» PROBLEM DETAILS:
Repeat the listing in full, exactly as it stands.

(A run of records)
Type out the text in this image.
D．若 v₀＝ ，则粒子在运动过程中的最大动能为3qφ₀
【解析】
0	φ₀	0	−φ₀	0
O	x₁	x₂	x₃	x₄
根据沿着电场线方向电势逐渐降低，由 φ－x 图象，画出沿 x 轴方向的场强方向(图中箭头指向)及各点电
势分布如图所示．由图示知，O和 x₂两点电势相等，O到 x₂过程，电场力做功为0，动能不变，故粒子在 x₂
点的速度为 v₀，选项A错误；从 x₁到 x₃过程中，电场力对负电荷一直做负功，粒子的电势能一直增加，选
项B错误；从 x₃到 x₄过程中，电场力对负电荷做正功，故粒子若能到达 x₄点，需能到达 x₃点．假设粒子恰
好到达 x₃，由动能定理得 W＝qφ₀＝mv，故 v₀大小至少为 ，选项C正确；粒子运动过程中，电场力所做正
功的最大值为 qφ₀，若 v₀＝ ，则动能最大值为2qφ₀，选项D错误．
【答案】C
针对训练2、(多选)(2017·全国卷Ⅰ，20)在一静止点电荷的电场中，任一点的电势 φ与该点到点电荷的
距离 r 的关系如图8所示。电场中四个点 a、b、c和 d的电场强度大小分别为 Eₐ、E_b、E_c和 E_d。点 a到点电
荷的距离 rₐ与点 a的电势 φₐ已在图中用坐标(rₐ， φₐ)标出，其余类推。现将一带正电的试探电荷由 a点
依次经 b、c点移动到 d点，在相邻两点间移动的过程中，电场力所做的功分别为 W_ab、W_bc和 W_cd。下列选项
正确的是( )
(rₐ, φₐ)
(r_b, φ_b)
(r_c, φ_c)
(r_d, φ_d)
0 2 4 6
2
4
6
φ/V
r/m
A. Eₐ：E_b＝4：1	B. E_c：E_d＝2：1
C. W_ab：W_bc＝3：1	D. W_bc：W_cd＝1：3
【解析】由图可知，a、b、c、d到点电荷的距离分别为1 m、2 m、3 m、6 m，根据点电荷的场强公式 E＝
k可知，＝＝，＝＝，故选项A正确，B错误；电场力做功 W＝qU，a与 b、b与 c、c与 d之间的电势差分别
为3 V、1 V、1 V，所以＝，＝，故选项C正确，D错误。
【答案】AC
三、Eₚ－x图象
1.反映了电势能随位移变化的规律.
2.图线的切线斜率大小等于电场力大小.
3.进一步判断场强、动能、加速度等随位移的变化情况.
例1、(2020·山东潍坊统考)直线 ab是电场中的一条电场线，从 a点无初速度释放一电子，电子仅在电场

» CORRECT ANSWER:
Type out the text in this image.
D．若 v₀＝ ，则粒子在运动过程中的最大动能为3qφ₀
【解析】
0	φ₀	0	−φ₀	0
O	x₁	x₂	x₃	x₄
根据沿着电场线方向电势逐渐降低，由 φ－x 图象，画出沿 x 轴方向的场强方向(图中箭头指向)及各点电
势分布如图所示．由图示知，O和 x₂两点电势相等，O到 x₂过程，电场力做功为0，动能不变，故粒子在 x₂
点的速度为 v₀，选项A错误；从 x₁到 x₃过程中，电场力对负电荷一直做负功，粒子的电势能一直增加，选
项B错误；从 x₃到 x₄过程中，电场力对负电荷做正功，故粒子若能到达 x₄点，需能到达 x₃点．假设粒子恰
好到达 x₃，由动能定理得 W＝qφ₀＝mv，故 v₀大小至少为 ，选项C正确；粒子运动过程中，电场力所做正
功的最大值为 qφ₀，若 v₀＝ ，则动能最大值为2qφ₀，选项D错误．
【答案】C
针对训练2、(多选)(2017·全国卷Ⅰ，20)在一静止点电荷的电场中，任一点的电势 φ与该点到点电荷的
距离 r 的关系如图8所示。电场中四个点 a、b、c和 d的电场强度大小分别为 Eₐ、E_b、E_c和 E_d。点 a到点电
荷的距离 rₐ与点 a的电势 φₐ已在图中用坐标(rₐ， φₐ)标出，其余类推。现将一带正电的试探电荷由 a点
依次经 b、c点移动到 d点，在相邻两点间移动的过程中，电场力所做的功分别为 W_ab、W_bc和 W_cd。下列选项
正确的是( )
(rₐ, φₐ)
(r_b, φ_b)
(r_c, φ_c)
(r_d, φ_d)
0 2 4 6
2
4
6
φ/V
r/m
A. Eₐ：E_b＝4：1	B. E_c：E_d＝2：1
C. W_ab：W_bc＝3：1	D. W_bc：W_cd＝1：3
【解析】由图可知，a、b、c、d到点电荷的距离分别为1 m、2 m、3 m、6 m，根据点电荷的场强公式 E＝
k可知，＝＝，＝＝，故选项A正确，B错误；电场力做功 W＝qU，a与 b、b与 c、c与 d之间的电势差分别
为3 V、1 V、1 V，所以＝，＝，故选项C正确，D错误。
【答案】AC
三、Eₚ－x图象
1.反映了电势能随位移变化的规律.
2.图线的切线斜率大小等于电场力大小.
3.进一步判断场强、动能、加速度等随位移的变化情况.
例1、(2020·山东潍坊统考)直线 ab是电场中的一条电场线，从 a点无初速度释放一电子，电子仅在电场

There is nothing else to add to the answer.